*GIVEN EXERCISE*.
Repeat each entry word for word. Leave any images out of the copy.

◇ ◇ ◇

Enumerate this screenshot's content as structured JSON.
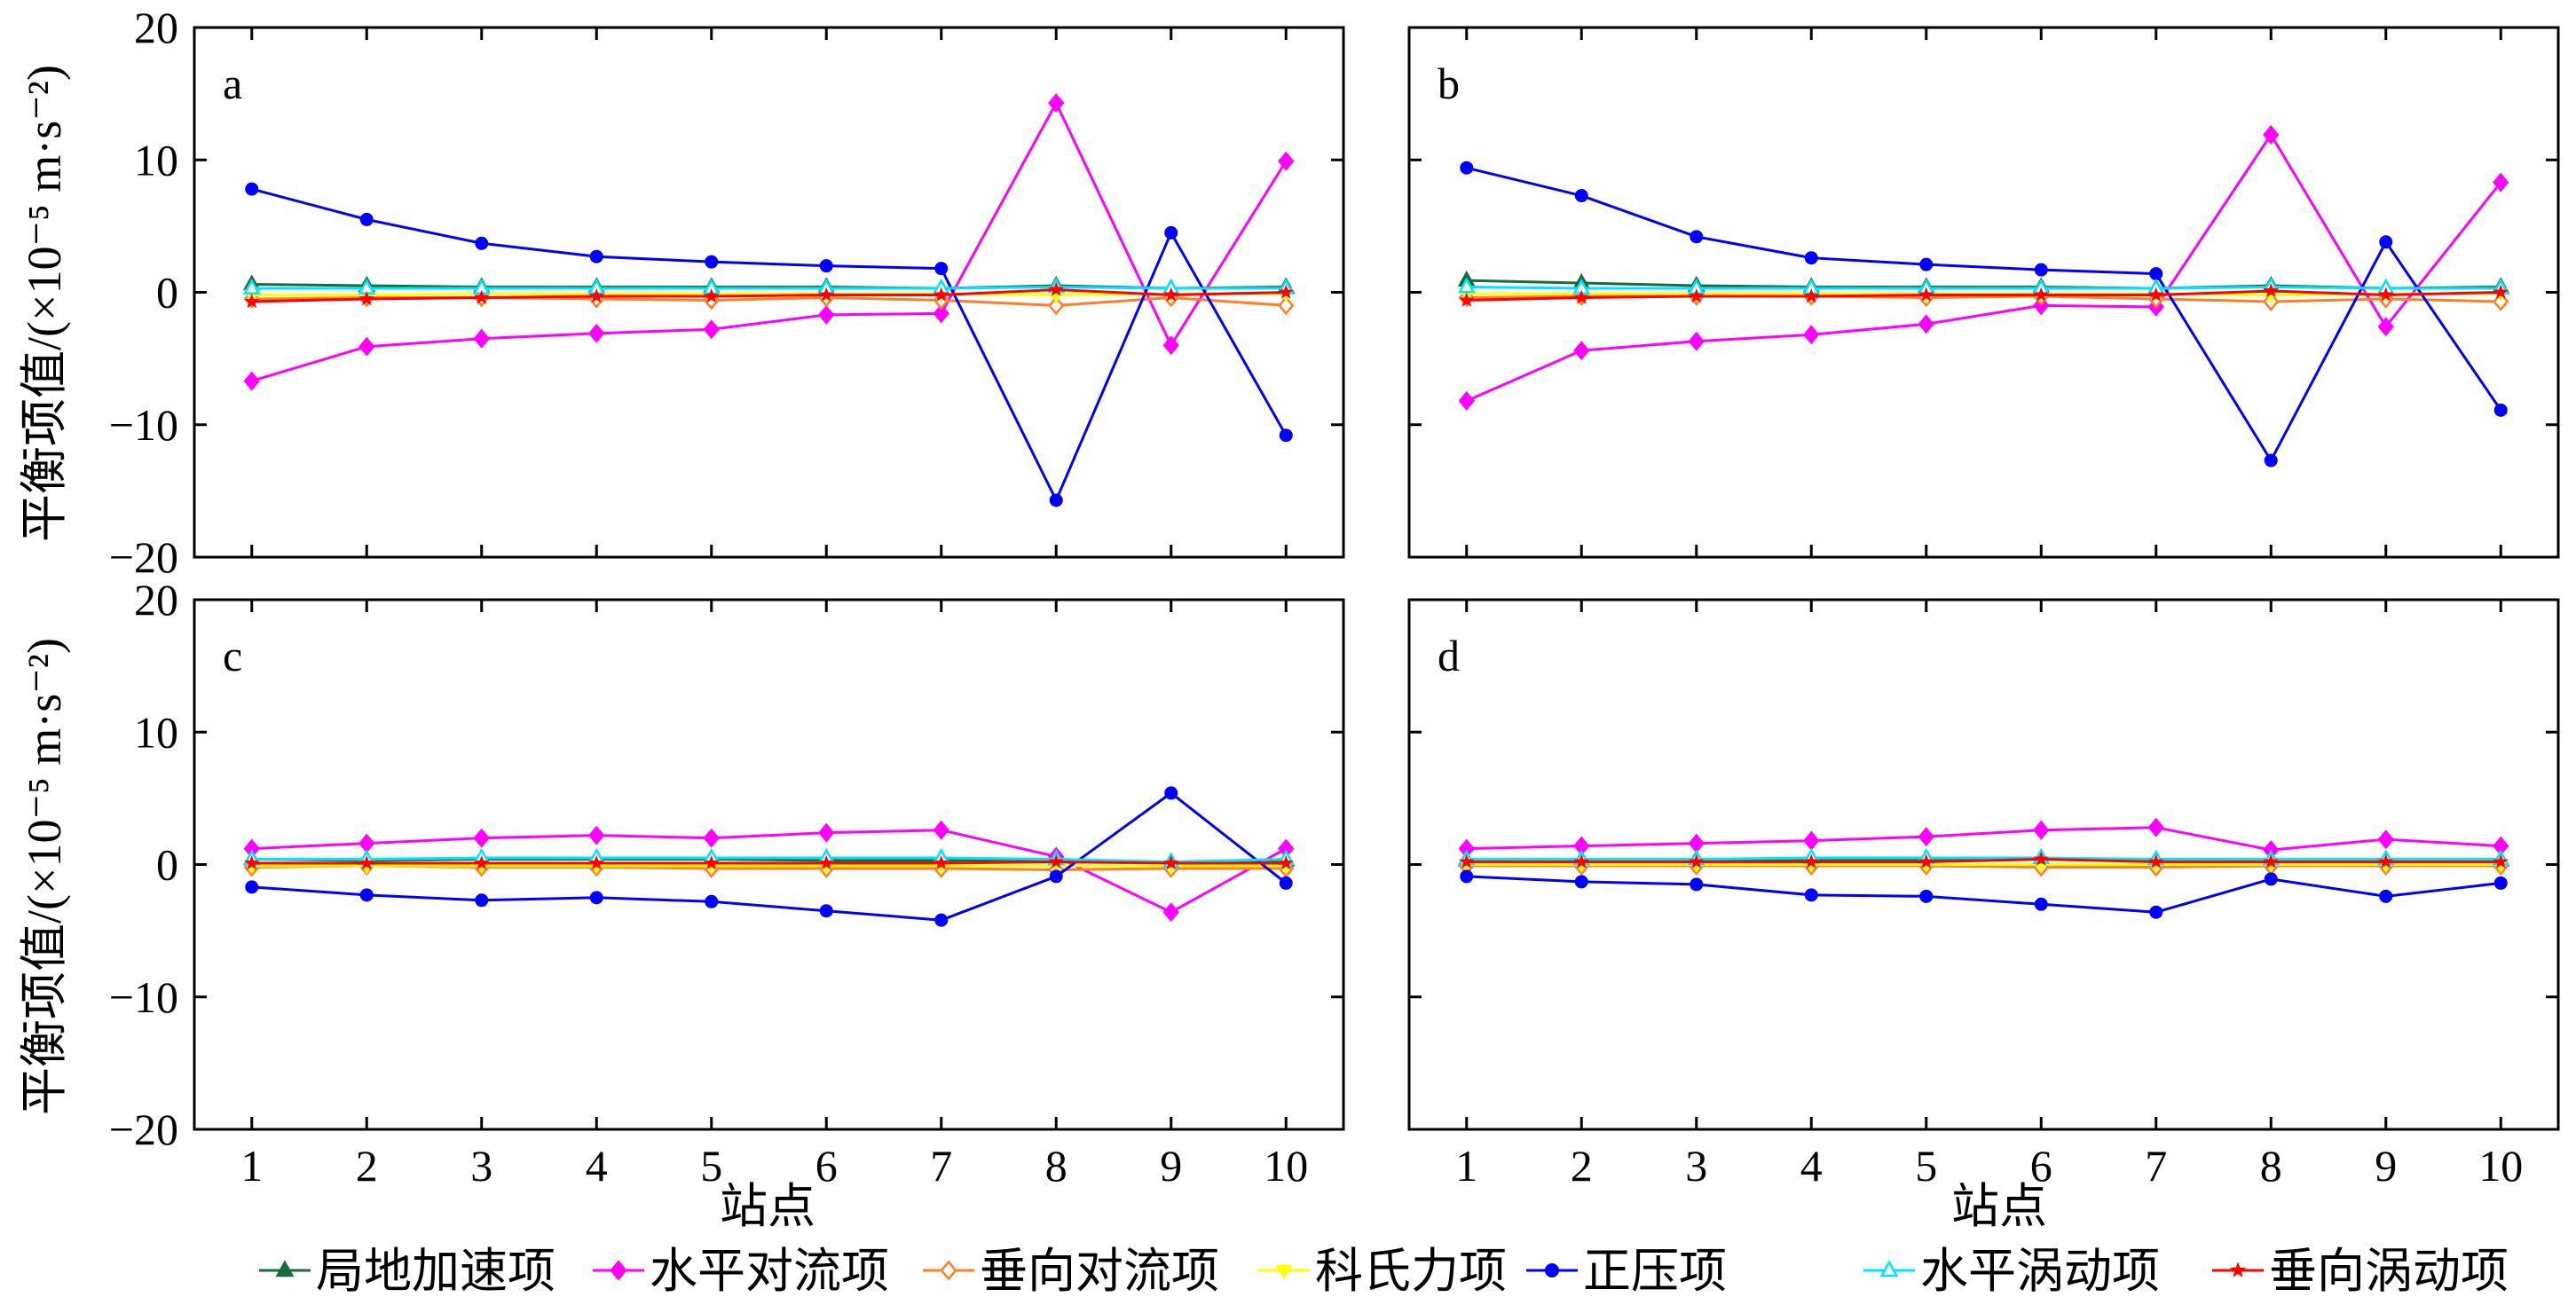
{
  "chart_data": {
    "type": "line",
    "x": [
      1,
      2,
      3,
      4,
      5,
      6,
      7,
      8,
      9,
      10
    ],
    "xlim": [
      0.5,
      10.5
    ],
    "ylim": [
      -20,
      20
    ],
    "xticks": [
      "1",
      "2",
      "3",
      "4",
      "5",
      "6",
      "7",
      "8",
      "9",
      "10"
    ],
    "yticks": [
      "20",
      "10",
      "0",
      "−10",
      "−20"
    ],
    "ylabel": "平衡项值/(×10⁻⁵ m·s⁻²)",
    "xlabel": "站点",
    "grid": false,
    "legend_position": "bottom",
    "series_styles": [
      {
        "name": "局地加速项",
        "color": "#1a6b3c",
        "marker": "triangle"
      },
      {
        "name": "水平对流项",
        "color": "#ff00ff",
        "marker": "diamond"
      },
      {
        "name": "垂向对流项",
        "color": "#ff7f27",
        "marker": "diamond-open"
      },
      {
        "name": "科氏力项",
        "color": "#ffff00",
        "marker": "triangle-down"
      },
      {
        "name": "正压项",
        "color": "#0000ff",
        "marker": "circle"
      },
      {
        "name": "水平涡动项",
        "color": "#00e5ff",
        "marker": "triangle-open"
      },
      {
        "name": "垂向涡动项",
        "color": "#ff0000",
        "marker": "star"
      }
    ],
    "panels": [
      {
        "label": "a",
        "series": [
          {
            "name": "局地加速项",
            "values": [
              0.6,
              0.5,
              0.4,
              0.4,
              0.4,
              0.4,
              0.3,
              0.5,
              0.3,
              0.4
            ]
          },
          {
            "name": "水平对流项",
            "values": [
              -6.7,
              -4.1,
              -3.5,
              -3.1,
              -2.8,
              -1.7,
              -1.6,
              14.3,
              -4.0,
              9.9
            ]
          },
          {
            "name": "垂向对流项",
            "values": [
              -0.5,
              -0.4,
              -0.4,
              -0.5,
              -0.6,
              -0.4,
              -0.6,
              -1.0,
              -0.4,
              -1.0
            ]
          },
          {
            "name": "科氏力项",
            "values": [
              -0.2,
              -0.2,
              -0.1,
              -0.1,
              -0.1,
              -0.1,
              -0.1,
              -0.2,
              -0.1,
              -0.1
            ]
          },
          {
            "name": "正压项",
            "values": [
              7.8,
              5.5,
              3.7,
              2.7,
              2.3,
              2.0,
              1.8,
              -15.7,
              4.5,
              -10.8
            ]
          },
          {
            "name": "水平涡动项",
            "values": [
              0.3,
              0.3,
              0.3,
              0.3,
              0.3,
              0.3,
              0.3,
              0.4,
              0.3,
              0.3
            ]
          },
          {
            "name": "垂向涡动项",
            "values": [
              -0.7,
              -0.5,
              -0.4,
              -0.3,
              -0.3,
              -0.2,
              -0.2,
              0.2,
              -0.2,
              0.0
            ]
          }
        ]
      },
      {
        "label": "b",
        "series": [
          {
            "name": "局地加速项",
            "values": [
              0.9,
              0.7,
              0.5,
              0.4,
              0.4,
              0.4,
              0.3,
              0.5,
              0.3,
              0.4
            ]
          },
          {
            "name": "水平对流项",
            "values": [
              -8.2,
              -4.4,
              -3.7,
              -3.2,
              -2.4,
              -1.0,
              -1.1,
              11.9,
              -2.6,
              8.3
            ]
          },
          {
            "name": "垂向对流项",
            "values": [
              -0.4,
              -0.3,
              -0.3,
              -0.3,
              -0.4,
              -0.3,
              -0.5,
              -0.7,
              -0.5,
              -0.7
            ]
          },
          {
            "name": "科氏力项",
            "values": [
              -0.1,
              -0.1,
              -0.1,
              -0.1,
              -0.1,
              -0.1,
              -0.1,
              -0.2,
              -0.1,
              -0.1
            ]
          },
          {
            "name": "正压项",
            "values": [
              9.4,
              7.3,
              4.2,
              2.6,
              2.1,
              1.7,
              1.4,
              -12.7,
              3.8,
              -8.9
            ]
          },
          {
            "name": "水平涡动项",
            "values": [
              0.4,
              0.3,
              0.3,
              0.3,
              0.3,
              0.3,
              0.3,
              0.4,
              0.3,
              0.3
            ]
          },
          {
            "name": "垂向涡动项",
            "values": [
              -0.6,
              -0.4,
              -0.3,
              -0.3,
              -0.2,
              -0.2,
              -0.2,
              0.1,
              -0.2,
              0.0
            ]
          }
        ]
      },
      {
        "label": "c",
        "series": [
          {
            "name": "局地加速项",
            "values": [
              0.4,
              0.3,
              0.4,
              0.4,
              0.4,
              0.3,
              0.3,
              0.4,
              0.1,
              0.3
            ]
          },
          {
            "name": "水平对流项",
            "values": [
              1.2,
              1.6,
              2.0,
              2.2,
              2.0,
              2.4,
              2.6,
              0.6,
              -3.6,
              1.2
            ]
          },
          {
            "name": "垂向对流项",
            "values": [
              -0.2,
              -0.1,
              -0.2,
              -0.2,
              -0.3,
              -0.3,
              -0.3,
              -0.4,
              -0.3,
              -0.3
            ]
          },
          {
            "name": "科氏力项",
            "values": [
              -0.1,
              -0.1,
              -0.1,
              -0.1,
              -0.1,
              -0.1,
              -0.1,
              -0.1,
              -0.1,
              -0.1
            ]
          },
          {
            "name": "正压项",
            "values": [
              -1.7,
              -2.3,
              -2.7,
              -2.5,
              -2.8,
              -3.5,
              -4.2,
              -0.9,
              5.4,
              -1.4
            ]
          },
          {
            "name": "水平涡动项",
            "values": [
              0.4,
              0.4,
              0.5,
              0.5,
              0.5,
              0.5,
              0.5,
              0.4,
              0.2,
              0.4
            ]
          },
          {
            "name": "垂向涡动项",
            "values": [
              0.1,
              0.1,
              0.1,
              0.1,
              0.1,
              0.1,
              0.1,
              0.2,
              0.1,
              0.1
            ]
          }
        ]
      },
      {
        "label": "d",
        "series": [
          {
            "name": "局地加速项",
            "values": [
              0.3,
              0.3,
              0.4,
              0.4,
              0.4,
              0.4,
              0.3,
              0.3,
              0.3,
              0.3
            ]
          },
          {
            "name": "水平对流项",
            "values": [
              1.2,
              1.4,
              1.6,
              1.8,
              2.1,
              2.6,
              2.8,
              1.1,
              1.9,
              1.4
            ]
          },
          {
            "name": "垂向对流项",
            "values": [
              -0.1,
              -0.1,
              -0.1,
              -0.1,
              -0.1,
              -0.2,
              -0.2,
              -0.1,
              -0.1,
              -0.1
            ]
          },
          {
            "name": "科氏力项",
            "values": [
              0.0,
              0.0,
              0.0,
              0.0,
              0.0,
              0.0,
              0.0,
              0.0,
              0.0,
              0.0
            ]
          },
          {
            "name": "正压项",
            "values": [
              -0.9,
              -1.3,
              -1.5,
              -2.3,
              -2.4,
              -3.0,
              -3.6,
              -1.1,
              -2.4,
              -1.4
            ]
          },
          {
            "name": "水平涡动项",
            "values": [
              0.4,
              0.4,
              0.4,
              0.5,
              0.5,
              0.5,
              0.4,
              0.4,
              0.4,
              0.4
            ]
          },
          {
            "name": "垂向涡动项",
            "values": [
              0.2,
              0.2,
              0.2,
              0.2,
              0.2,
              0.4,
              0.2,
              0.2,
              0.2,
              0.2
            ]
          }
        ]
      }
    ]
  }
}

◇ ◇ ◇

*RESULT OF THE TASK*.
Enumerate this screenshot's content as structured JSON.
{
  "chart_data": {
    "type": "line",
    "x": [
      1,
      2,
      3,
      4,
      5,
      6,
      7,
      8,
      9,
      10
    ],
    "xlim": [
      0.5,
      10.5
    ],
    "ylim": [
      -20,
      20
    ],
    "xticks": [
      "1",
      "2",
      "3",
      "4",
      "5",
      "6",
      "7",
      "8",
      "9",
      "10"
    ],
    "yticks": [
      "20",
      "10",
      "0",
      "−10",
      "−20"
    ],
    "ylabel": "平衡项值/(×10⁻⁵ m·s⁻²)",
    "xlabel": "站点",
    "grid": false,
    "legend_position": "bottom",
    "series_styles": [
      {
        "name": "局地加速项",
        "color": "#1a6b3c",
        "marker": "triangle"
      },
      {
        "name": "水平对流项",
        "color": "#ff00ff",
        "marker": "diamond"
      },
      {
        "name": "垂向对流项",
        "color": "#ff7f27",
        "marker": "diamond-open"
      },
      {
        "name": "科氏力项",
        "color": "#ffff00",
        "marker": "triangle-down"
      },
      {
        "name": "正压项",
        "color": "#0000ff",
        "marker": "circle"
      },
      {
        "name": "水平涡动项",
        "color": "#00e5ff",
        "marker": "triangle-open"
      },
      {
        "name": "垂向涡动项",
        "color": "#ff0000",
        "marker": "star"
      }
    ],
    "panels": [
      {
        "label": "a",
        "series": [
          {
            "name": "局地加速项",
            "values": [
              0.6,
              0.5,
              0.4,
              0.4,
              0.4,
              0.4,
              0.3,
              0.5,
              0.3,
              0.4
            ]
          },
          {
            "name": "水平对流项",
            "values": [
              -6.7,
              -4.1,
              -3.5,
              -3.1,
              -2.8,
              -1.7,
              -1.6,
              14.3,
              -4.0,
              9.9
            ]
          },
          {
            "name": "垂向对流项",
            "values": [
              -0.5,
              -0.4,
              -0.4,
              -0.5,
              -0.6,
              -0.4,
              -0.6,
              -1.0,
              -0.4,
              -1.0
            ]
          },
          {
            "name": "科氏力项",
            "values": [
              -0.2,
              -0.2,
              -0.1,
              -0.1,
              -0.1,
              -0.1,
              -0.1,
              -0.2,
              -0.1,
              -0.1
            ]
          },
          {
            "name": "正压项",
            "values": [
              7.8,
              5.5,
              3.7,
              2.7,
              2.3,
              2.0,
              1.8,
              -15.7,
              4.5,
              -10.8
            ]
          },
          {
            "name": "水平涡动项",
            "values": [
              0.3,
              0.3,
              0.3,
              0.3,
              0.3,
              0.3,
              0.3,
              0.4,
              0.3,
              0.3
            ]
          },
          {
            "name": "垂向涡动项",
            "values": [
              -0.7,
              -0.5,
              -0.4,
              -0.3,
              -0.3,
              -0.2,
              -0.2,
              0.2,
              -0.2,
              0.0
            ]
          }
        ]
      },
      {
        "label": "b",
        "series": [
          {
            "name": "局地加速项",
            "values": [
              0.9,
              0.7,
              0.5,
              0.4,
              0.4,
              0.4,
              0.3,
              0.5,
              0.3,
              0.4
            ]
          },
          {
            "name": "水平对流项",
            "values": [
              -8.2,
              -4.4,
              -3.7,
              -3.2,
              -2.4,
              -1.0,
              -1.1,
              11.9,
              -2.6,
              8.3
            ]
          },
          {
            "name": "垂向对流项",
            "values": [
              -0.4,
              -0.3,
              -0.3,
              -0.3,
              -0.4,
              -0.3,
              -0.5,
              -0.7,
              -0.5,
              -0.7
            ]
          },
          {
            "name": "科氏力项",
            "values": [
              -0.1,
              -0.1,
              -0.1,
              -0.1,
              -0.1,
              -0.1,
              -0.1,
              -0.2,
              -0.1,
              -0.1
            ]
          },
          {
            "name": "正压项",
            "values": [
              9.4,
              7.3,
              4.2,
              2.6,
              2.1,
              1.7,
              1.4,
              -12.7,
              3.8,
              -8.9
            ]
          },
          {
            "name": "水平涡动项",
            "values": [
              0.4,
              0.3,
              0.3,
              0.3,
              0.3,
              0.3,
              0.3,
              0.4,
              0.3,
              0.3
            ]
          },
          {
            "name": "垂向涡动项",
            "values": [
              -0.6,
              -0.4,
              -0.3,
              -0.3,
              -0.2,
              -0.2,
              -0.2,
              0.1,
              -0.2,
              0.0
            ]
          }
        ]
      },
      {
        "label": "c",
        "series": [
          {
            "name": "局地加速项",
            "values": [
              0.4,
              0.3,
              0.4,
              0.4,
              0.4,
              0.3,
              0.3,
              0.4,
              0.1,
              0.3
            ]
          },
          {
            "name": "水平对流项",
            "values": [
              1.2,
              1.6,
              2.0,
              2.2,
              2.0,
              2.4,
              2.6,
              0.6,
              -3.6,
              1.2
            ]
          },
          {
            "name": "垂向对流项",
            "values": [
              -0.2,
              -0.1,
              -0.2,
              -0.2,
              -0.3,
              -0.3,
              -0.3,
              -0.4,
              -0.3,
              -0.3
            ]
          },
          {
            "name": "科氏力项",
            "values": [
              -0.1,
              -0.1,
              -0.1,
              -0.1,
              -0.1,
              -0.1,
              -0.1,
              -0.1,
              -0.1,
              -0.1
            ]
          },
          {
            "name": "正压项",
            "values": [
              -1.7,
              -2.3,
              -2.7,
              -2.5,
              -2.8,
              -3.5,
              -4.2,
              -0.9,
              5.4,
              -1.4
            ]
          },
          {
            "name": "水平涡动项",
            "values": [
              0.4,
              0.4,
              0.5,
              0.5,
              0.5,
              0.5,
              0.5,
              0.4,
              0.2,
              0.4
            ]
          },
          {
            "name": "垂向涡动项",
            "values": [
              0.1,
              0.1,
              0.1,
              0.1,
              0.1,
              0.1,
              0.1,
              0.2,
              0.1,
              0.1
            ]
          }
        ]
      },
      {
        "label": "d",
        "series": [
          {
            "name": "局地加速项",
            "values": [
              0.3,
              0.3,
              0.4,
              0.4,
              0.4,
              0.4,
              0.3,
              0.3,
              0.3,
              0.3
            ]
          },
          {
            "name": "水平对流项",
            "values": [
              1.2,
              1.4,
              1.6,
              1.8,
              2.1,
              2.6,
              2.8,
              1.1,
              1.9,
              1.4
            ]
          },
          {
            "name": "垂向对流项",
            "values": [
              -0.1,
              -0.1,
              -0.1,
              -0.1,
              -0.1,
              -0.2,
              -0.2,
              -0.1,
              -0.1,
              -0.1
            ]
          },
          {
            "name": "科氏力项",
            "values": [
              0.0,
              0.0,
              0.0,
              0.0,
              0.0,
              0.0,
              0.0,
              0.0,
              0.0,
              0.0
            ]
          },
          {
            "name": "正压项",
            "values": [
              -0.9,
              -1.3,
              -1.5,
              -2.3,
              -2.4,
              -3.0,
              -3.6,
              -1.1,
              -2.4,
              -1.4
            ]
          },
          {
            "name": "水平涡动项",
            "values": [
              0.4,
              0.4,
              0.4,
              0.5,
              0.5,
              0.5,
              0.4,
              0.4,
              0.4,
              0.4
            ]
          },
          {
            "name": "垂向涡动项",
            "values": [
              0.2,
              0.2,
              0.2,
              0.2,
              0.2,
              0.4,
              0.2,
              0.2,
              0.2,
              0.2
            ]
          }
        ]
      }
    ]
  }
}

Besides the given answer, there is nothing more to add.